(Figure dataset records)
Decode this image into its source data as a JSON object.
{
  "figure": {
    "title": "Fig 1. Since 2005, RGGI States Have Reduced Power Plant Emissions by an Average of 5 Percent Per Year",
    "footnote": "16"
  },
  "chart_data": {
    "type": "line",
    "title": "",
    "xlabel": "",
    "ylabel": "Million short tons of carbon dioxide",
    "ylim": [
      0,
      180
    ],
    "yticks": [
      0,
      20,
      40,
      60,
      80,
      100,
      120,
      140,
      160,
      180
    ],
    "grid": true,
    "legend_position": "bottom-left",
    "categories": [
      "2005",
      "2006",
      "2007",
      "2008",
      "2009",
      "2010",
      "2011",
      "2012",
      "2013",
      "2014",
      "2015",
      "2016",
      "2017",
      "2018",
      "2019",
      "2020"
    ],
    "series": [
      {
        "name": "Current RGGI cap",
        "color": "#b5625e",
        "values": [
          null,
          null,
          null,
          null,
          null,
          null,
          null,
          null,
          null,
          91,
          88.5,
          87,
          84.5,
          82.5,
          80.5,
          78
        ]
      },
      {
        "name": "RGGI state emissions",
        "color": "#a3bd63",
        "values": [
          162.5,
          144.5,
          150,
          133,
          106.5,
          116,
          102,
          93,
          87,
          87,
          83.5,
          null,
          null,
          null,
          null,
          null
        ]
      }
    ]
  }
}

What needs to be done – Extract all the entries word for word.

Answer to the exercise –
Decode this image into its source data as a JSON object.
{
  "figure": {
    "title": "Fig 1. Since 2005, RGGI States Have Reduced Power Plant Emissions by an Average of 5 Percent Per Year",
    "footnote": "16"
  },
  "chart_data": {
    "type": "line",
    "title": "",
    "xlabel": "",
    "ylabel": "Million short tons of carbon dioxide",
    "ylim": [
      0,
      180
    ],
    "yticks": [
      0,
      20,
      40,
      60,
      80,
      100,
      120,
      140,
      160,
      180
    ],
    "grid": true,
    "legend_position": "bottom-left",
    "categories": [
      "2005",
      "2006",
      "2007",
      "2008",
      "2009",
      "2010",
      "2011",
      "2012",
      "2013",
      "2014",
      "2015",
      "2016",
      "2017",
      "2018",
      "2019",
      "2020"
    ],
    "series": [
      {
        "name": "Current RGGI cap",
        "color": "#b5625e",
        "values": [
          null,
          null,
          null,
          null,
          null,
          null,
          null,
          null,
          null,
          91,
          88.5,
          87,
          84.5,
          82.5,
          80.5,
          78
        ]
      },
      {
        "name": "RGGI state emissions",
        "color": "#a3bd63",
        "values": [
          162.5,
          144.5,
          150,
          133,
          106.5,
          116,
          102,
          93,
          87,
          87,
          83.5,
          null,
          null,
          null,
          null,
          null
        ]
      }
    ]
  }
}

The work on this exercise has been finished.